(EXERCISE INSTRUCTIONS): Each record below should be output verbatim, without pictures.

• • • •

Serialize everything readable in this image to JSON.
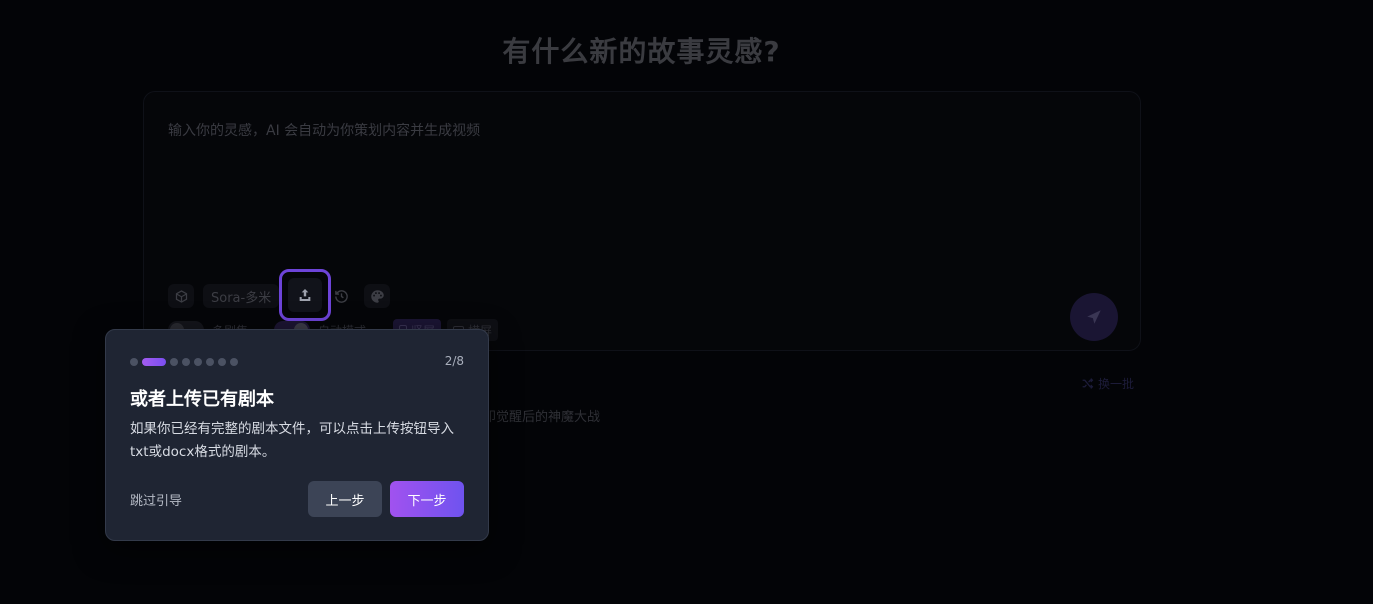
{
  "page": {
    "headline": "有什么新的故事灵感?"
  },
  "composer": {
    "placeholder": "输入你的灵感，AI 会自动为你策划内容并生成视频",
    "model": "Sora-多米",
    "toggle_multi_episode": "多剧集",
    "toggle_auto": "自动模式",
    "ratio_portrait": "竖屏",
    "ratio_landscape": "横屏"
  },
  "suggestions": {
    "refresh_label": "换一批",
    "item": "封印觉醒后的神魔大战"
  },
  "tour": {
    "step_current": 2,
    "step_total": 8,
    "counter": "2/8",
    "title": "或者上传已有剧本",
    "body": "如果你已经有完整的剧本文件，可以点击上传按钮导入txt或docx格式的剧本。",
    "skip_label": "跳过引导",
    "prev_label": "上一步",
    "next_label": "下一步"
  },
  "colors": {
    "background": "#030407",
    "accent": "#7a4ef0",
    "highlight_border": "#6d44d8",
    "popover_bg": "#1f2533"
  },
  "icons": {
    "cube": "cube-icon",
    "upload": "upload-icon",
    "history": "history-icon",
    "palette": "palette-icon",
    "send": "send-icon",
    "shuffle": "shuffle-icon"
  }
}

• • • •

(WRITTEN ANSWER):
Serialize everything readable in this image to JSON.
{
  "page": {
    "headline": "有什么新的故事灵感?"
  },
  "composer": {
    "placeholder": "输入你的灵感，AI 会自动为你策划内容并生成视频",
    "model": "Sora-多米",
    "toggle_multi_episode": "多剧集",
    "toggle_auto": "自动模式",
    "ratio_portrait": "竖屏",
    "ratio_landscape": "横屏"
  },
  "suggestions": {
    "refresh_label": "换一批",
    "item": "封印觉醒后的神魔大战"
  },
  "tour": {
    "step_current": 2,
    "step_total": 8,
    "counter": "2/8",
    "title": "或者上传已有剧本",
    "body": "如果你已经有完整的剧本文件，可以点击上传按钮导入txt或docx格式的剧本。",
    "skip_label": "跳过引导",
    "prev_label": "上一步",
    "next_label": "下一步"
  },
  "colors": {
    "background": "#030407",
    "accent": "#7a4ef0",
    "highlight_border": "#6d44d8",
    "popover_bg": "#1f2533"
  },
  "icons": {
    "cube": "cube-icon",
    "upload": "upload-icon",
    "history": "history-icon",
    "palette": "palette-icon",
    "send": "send-icon",
    "shuffle": "shuffle-icon"
  }
}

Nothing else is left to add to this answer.